What to produce: Search the listing below for the word "Lawyers" and copy each line that holds it.

Dataset entries:
══════════════════════════════
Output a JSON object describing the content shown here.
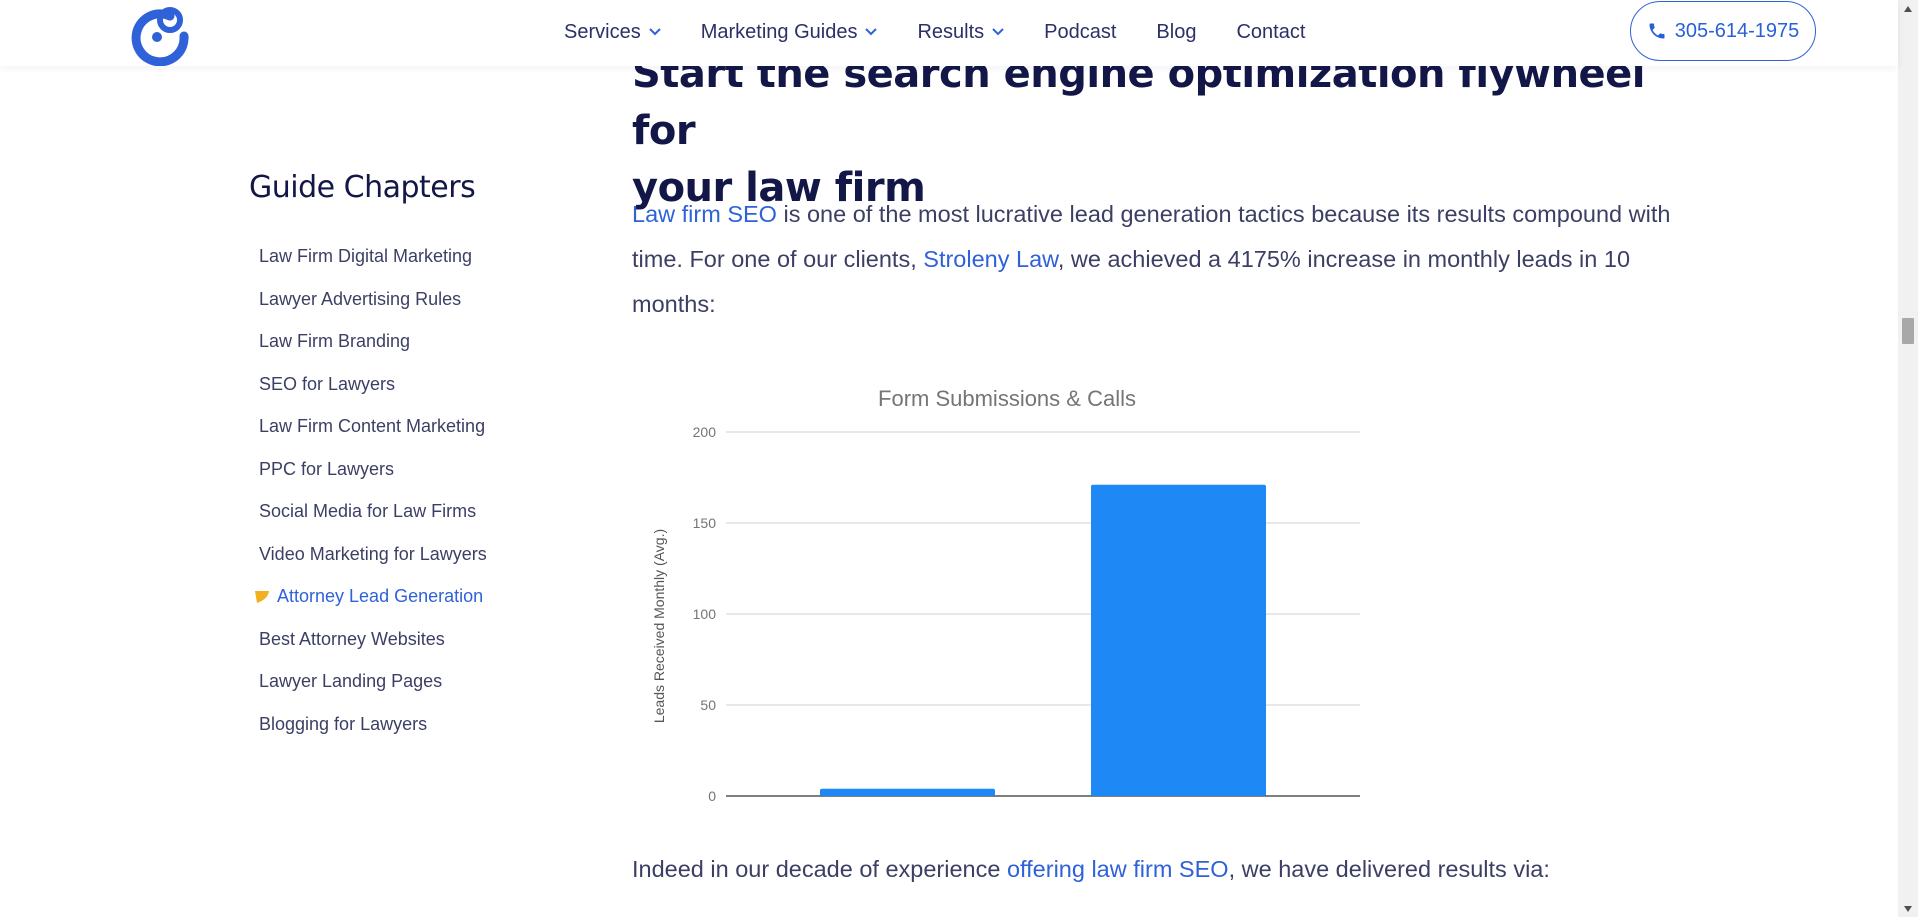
{
  "header": {
    "nav": [
      {
        "label": "Services",
        "has_dropdown": true
      },
      {
        "label": "Marketing Guides",
        "has_dropdown": true
      },
      {
        "label": "Results",
        "has_dropdown": true
      },
      {
        "label": "Podcast",
        "has_dropdown": false
      },
      {
        "label": "Blog",
        "has_dropdown": false
      },
      {
        "label": "Contact",
        "has_dropdown": false
      }
    ],
    "phone": "305-614-1975",
    "accent_color": "#2f62d8"
  },
  "sidebar": {
    "title": "Guide Chapters",
    "items": [
      {
        "label": "Law Firm Digital Marketing",
        "active": false
      },
      {
        "label": "Lawyer Advertising Rules",
        "active": false
      },
      {
        "label": "Law Firm Branding",
        "active": false
      },
      {
        "label": "SEO for Lawyers",
        "active": false
      },
      {
        "label": "Law Firm Content Marketing",
        "active": false
      },
      {
        "label": "PPC for Lawyers",
        "active": false
      },
      {
        "label": "Social Media for Law Firms",
        "active": false
      },
      {
        "label": "Video Marketing for Lawyers",
        "active": false
      },
      {
        "label": "Attorney Lead Generation",
        "active": true
      },
      {
        "label": "Best Attorney Websites",
        "active": false
      },
      {
        "label": "Lawyer Landing Pages",
        "active": false
      },
      {
        "label": "Blogging for Lawyers",
        "active": false
      }
    ]
  },
  "main": {
    "heading_line1": "Start the search engine optimization flywheel for",
    "heading_line2": "your law firm",
    "p1": {
      "link1": "Law firm SEO",
      "text1": " is one of the most lucrative lead generation tactics because its results compound with time. For one of our clients, ",
      "link2": "Stroleny Law",
      "text2": ", we achieved a 4175% increase in monthly leads in 10 months:"
    },
    "p2": {
      "text1": "Indeed in our decade of experience ",
      "link1": "offering law firm SEO",
      "text2": ", we have delivered results via:"
    }
  },
  "chart_data": {
    "type": "bar",
    "title": "Form Submissions & Calls",
    "xlabel": "",
    "ylabel": "Leads Received Monthly (Avg.)",
    "categories": [
      "",
      ""
    ],
    "values": [
      4,
      171
    ],
    "ylim": [
      0,
      200
    ],
    "yticks": [
      "0",
      "50",
      "100",
      "150",
      "200"
    ],
    "grid": true,
    "bar_color": "#1e88f5"
  }
}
══════════════════════════════
Exercise result:
        "label": "SEO for Lawyers",
        "label": "PPC for Lawyers",
        "label": "Video Marketing for Lawyers",
        "label": "Blogging for Lawyers",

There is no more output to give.